■ **Problem to work on**
Output the lines that follow exactly as they are.

———

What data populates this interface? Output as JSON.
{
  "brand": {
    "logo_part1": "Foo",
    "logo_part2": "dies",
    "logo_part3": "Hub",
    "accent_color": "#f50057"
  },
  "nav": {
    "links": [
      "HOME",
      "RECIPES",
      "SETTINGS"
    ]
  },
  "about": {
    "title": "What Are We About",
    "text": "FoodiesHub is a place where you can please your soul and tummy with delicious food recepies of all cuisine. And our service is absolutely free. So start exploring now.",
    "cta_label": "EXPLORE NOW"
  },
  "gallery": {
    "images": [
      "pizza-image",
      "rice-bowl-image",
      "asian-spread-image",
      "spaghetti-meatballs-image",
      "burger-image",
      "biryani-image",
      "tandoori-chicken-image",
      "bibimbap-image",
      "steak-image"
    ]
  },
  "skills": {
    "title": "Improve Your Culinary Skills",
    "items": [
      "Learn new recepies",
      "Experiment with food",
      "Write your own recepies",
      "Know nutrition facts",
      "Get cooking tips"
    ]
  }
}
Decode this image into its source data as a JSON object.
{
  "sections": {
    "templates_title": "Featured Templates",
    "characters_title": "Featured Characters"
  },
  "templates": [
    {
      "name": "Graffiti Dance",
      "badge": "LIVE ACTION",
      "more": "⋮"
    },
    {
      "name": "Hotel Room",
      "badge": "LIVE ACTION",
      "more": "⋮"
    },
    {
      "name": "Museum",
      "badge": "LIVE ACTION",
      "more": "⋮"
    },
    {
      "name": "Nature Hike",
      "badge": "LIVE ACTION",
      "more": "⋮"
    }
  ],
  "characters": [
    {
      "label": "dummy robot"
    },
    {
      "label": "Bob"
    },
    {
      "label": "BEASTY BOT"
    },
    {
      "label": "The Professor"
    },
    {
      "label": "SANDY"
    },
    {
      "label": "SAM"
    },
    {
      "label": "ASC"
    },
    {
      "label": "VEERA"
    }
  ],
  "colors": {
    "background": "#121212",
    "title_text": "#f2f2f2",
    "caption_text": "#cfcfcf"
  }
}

———

■ **Task output**
What data populates this interface? Output as JSON.
{
  "brand": {
    "logo_part1": "Foo",
    "logo_part2": "dies",
    "logo_part3": "Hub",
    "accent_color": "#f50057"
  },
  "nav": {
    "links": [
      "HOME",
      "RECIPES",
      "SETTINGS"
    ]
  },
  "about": {
    "title": "What Are We About",
    "text": "FoodiesHub is a place where you can please your soul and tummy with delicious food recepies of all cuisine. And our service is absolutely free. So start exploring now.",
    "cta_label": "EXPLORE NOW"
  },
  "gallery": {
    "images": [
      "pizza-image",
      "rice-bowl-image",
      "asian-spread-image",
      "spaghetti-meatballs-image",
      "burger-image",
      "biryani-image",
      "tandoori-chicken-image",
      "bibimbap-image",
      "steak-image"
    ]
  },
  "skills": {
    "title": "Improve Your Culinary Skills",
    "items": [
      "Learn new recepies",
      "Experiment with food",
      "Write your own recepies",
      "Know nutrition facts",
      "Get cooking tips"
    ]
  }
}
Decode this image into its source data as a JSON object.
{
  "sections": {
    "templates_title": "Featured Templates",
    "characters_title": "Featured Characters"
  },
  "templates": [
    {
      "name": "Graffiti Dance",
      "badge": "LIVE ACTION",
      "more": "⋮"
    },
    {
      "name": "Hotel Room",
      "badge": "LIVE ACTION",
      "more": "⋮"
    },
    {
      "name": "Museum",
      "badge": "LIVE ACTION",
      "more": "⋮"
    },
    {
      "name": "Nature Hike",
      "badge": "LIVE ACTION",
      "more": "⋮"
    }
  ],
  "characters": [
    {
      "label": "dummy robot"
    },
    {
      "label": "Bob"
    },
    {
      "label": "BEASTY BOT"
    },
    {
      "label": "The Professor"
    },
    {
      "label": "SANDY"
    },
    {
      "label": "SAM"
    },
    {
      "label": "ASC"
    },
    {
      "label": "VEERA"
    }
  ],
  "colors": {
    "background": "#121212",
    "title_text": "#f2f2f2",
    "caption_text": "#cfcfcf"
  }
}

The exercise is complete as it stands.